» **EXERCISE DIRECTIONS**
Look at each line of the records and count those with "сръчно" in them. Please answer with the count alone.

┌──

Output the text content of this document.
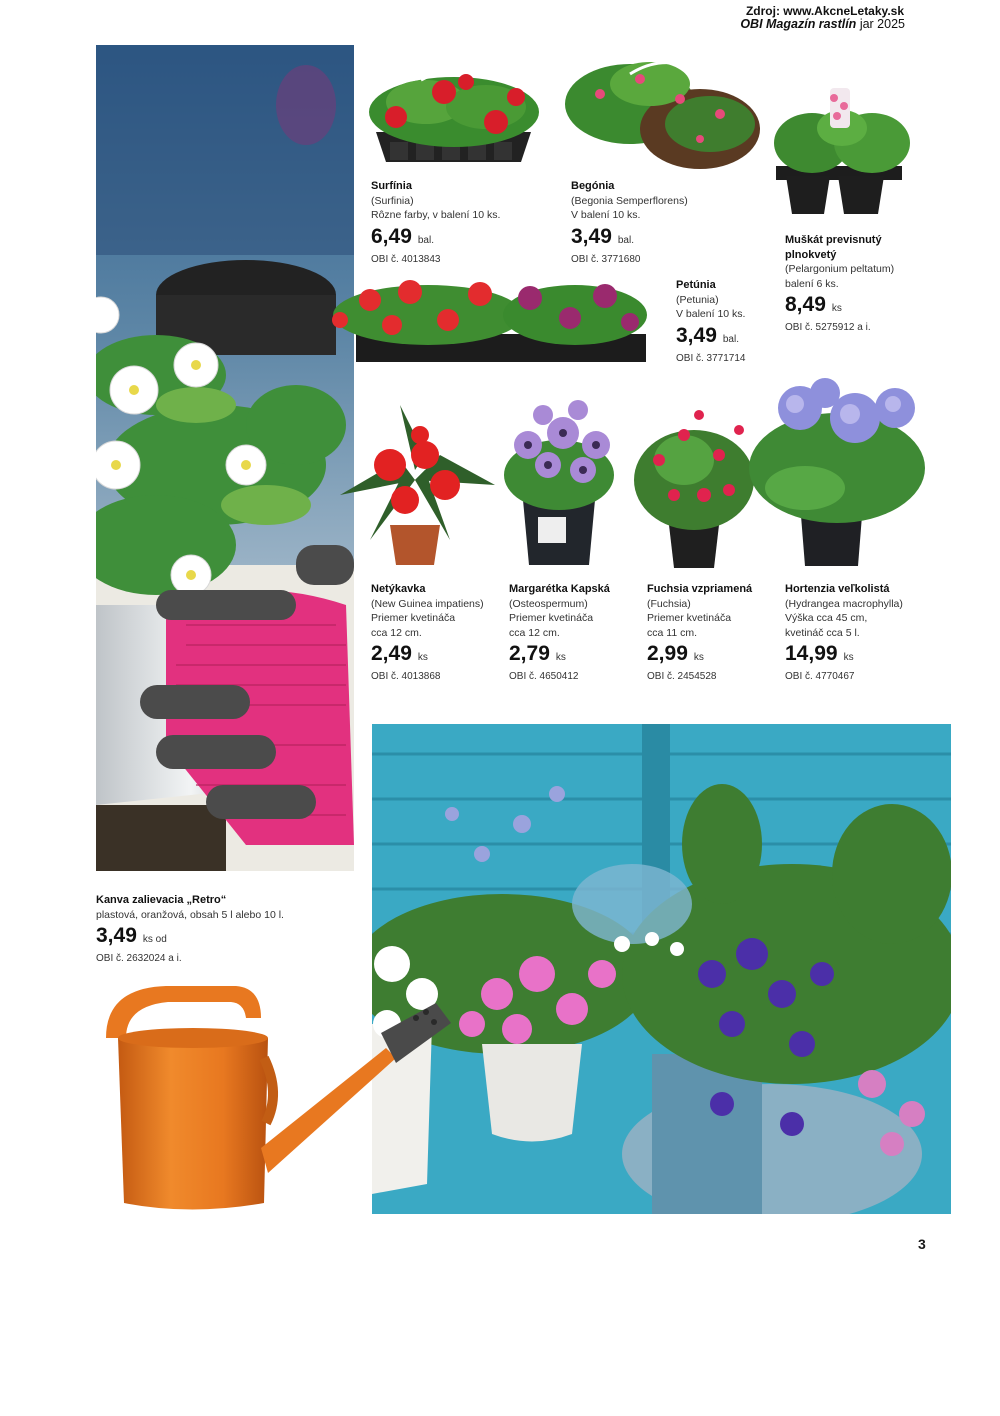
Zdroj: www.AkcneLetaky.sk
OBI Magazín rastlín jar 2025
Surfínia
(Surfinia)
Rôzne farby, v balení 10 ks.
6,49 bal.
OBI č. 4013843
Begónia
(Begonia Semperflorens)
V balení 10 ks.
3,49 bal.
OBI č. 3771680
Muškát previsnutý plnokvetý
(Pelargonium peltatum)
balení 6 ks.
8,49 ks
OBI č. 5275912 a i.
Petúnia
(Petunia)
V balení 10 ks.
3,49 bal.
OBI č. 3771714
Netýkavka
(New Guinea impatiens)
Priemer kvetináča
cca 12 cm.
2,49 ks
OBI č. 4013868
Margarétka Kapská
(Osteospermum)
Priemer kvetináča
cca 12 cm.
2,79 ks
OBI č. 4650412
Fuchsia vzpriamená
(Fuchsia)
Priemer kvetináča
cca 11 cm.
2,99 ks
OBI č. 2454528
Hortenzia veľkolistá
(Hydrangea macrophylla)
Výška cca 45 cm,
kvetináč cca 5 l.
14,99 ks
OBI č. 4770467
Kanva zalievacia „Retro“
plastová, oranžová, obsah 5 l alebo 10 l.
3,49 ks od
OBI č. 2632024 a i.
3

└──
┌──

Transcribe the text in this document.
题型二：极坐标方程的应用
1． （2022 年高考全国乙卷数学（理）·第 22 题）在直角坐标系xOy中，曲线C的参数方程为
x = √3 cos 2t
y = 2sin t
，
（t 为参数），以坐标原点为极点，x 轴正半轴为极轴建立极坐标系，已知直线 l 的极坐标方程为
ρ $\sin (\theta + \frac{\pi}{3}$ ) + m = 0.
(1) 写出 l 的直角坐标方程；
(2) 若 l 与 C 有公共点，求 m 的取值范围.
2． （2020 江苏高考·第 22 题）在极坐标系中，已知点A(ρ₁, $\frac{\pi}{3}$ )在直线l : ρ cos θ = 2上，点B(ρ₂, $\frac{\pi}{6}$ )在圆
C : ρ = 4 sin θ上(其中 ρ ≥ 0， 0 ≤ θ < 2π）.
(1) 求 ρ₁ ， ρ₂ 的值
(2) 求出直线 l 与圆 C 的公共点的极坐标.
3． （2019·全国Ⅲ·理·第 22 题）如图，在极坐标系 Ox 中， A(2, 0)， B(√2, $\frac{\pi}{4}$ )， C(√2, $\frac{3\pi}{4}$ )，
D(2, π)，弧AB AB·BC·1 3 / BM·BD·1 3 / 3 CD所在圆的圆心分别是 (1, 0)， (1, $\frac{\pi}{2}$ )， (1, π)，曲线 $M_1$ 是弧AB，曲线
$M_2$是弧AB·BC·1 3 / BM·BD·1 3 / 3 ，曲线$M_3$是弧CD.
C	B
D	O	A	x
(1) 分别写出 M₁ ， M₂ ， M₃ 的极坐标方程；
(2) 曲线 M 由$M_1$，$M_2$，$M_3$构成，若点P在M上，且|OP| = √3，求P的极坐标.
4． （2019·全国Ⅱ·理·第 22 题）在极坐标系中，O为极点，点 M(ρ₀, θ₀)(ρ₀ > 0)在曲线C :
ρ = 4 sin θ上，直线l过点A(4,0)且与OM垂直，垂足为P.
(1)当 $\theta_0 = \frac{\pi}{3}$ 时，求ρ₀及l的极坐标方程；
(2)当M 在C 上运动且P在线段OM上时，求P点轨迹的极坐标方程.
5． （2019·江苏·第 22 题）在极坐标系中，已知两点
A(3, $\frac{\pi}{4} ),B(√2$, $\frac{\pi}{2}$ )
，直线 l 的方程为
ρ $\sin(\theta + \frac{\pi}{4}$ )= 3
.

└──
┌──

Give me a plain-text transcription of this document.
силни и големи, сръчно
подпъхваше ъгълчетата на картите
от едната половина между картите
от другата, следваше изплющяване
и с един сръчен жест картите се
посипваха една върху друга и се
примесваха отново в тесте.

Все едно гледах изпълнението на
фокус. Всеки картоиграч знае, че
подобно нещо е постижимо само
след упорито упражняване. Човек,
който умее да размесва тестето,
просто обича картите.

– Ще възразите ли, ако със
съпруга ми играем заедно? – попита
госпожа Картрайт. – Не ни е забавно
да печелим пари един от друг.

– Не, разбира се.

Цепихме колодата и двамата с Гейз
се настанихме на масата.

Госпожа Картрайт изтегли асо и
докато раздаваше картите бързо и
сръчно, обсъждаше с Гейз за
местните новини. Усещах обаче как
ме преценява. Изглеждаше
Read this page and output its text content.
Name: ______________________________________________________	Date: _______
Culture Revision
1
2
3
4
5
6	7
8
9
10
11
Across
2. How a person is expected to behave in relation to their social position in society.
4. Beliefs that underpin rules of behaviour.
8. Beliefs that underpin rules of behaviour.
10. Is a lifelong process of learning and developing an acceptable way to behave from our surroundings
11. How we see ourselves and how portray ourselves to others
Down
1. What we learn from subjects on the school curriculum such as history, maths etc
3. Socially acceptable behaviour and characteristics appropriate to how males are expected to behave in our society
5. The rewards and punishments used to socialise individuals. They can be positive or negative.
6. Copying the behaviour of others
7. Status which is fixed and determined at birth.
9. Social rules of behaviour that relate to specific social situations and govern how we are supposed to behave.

└──

» **PROBLEM SOLUTION**
2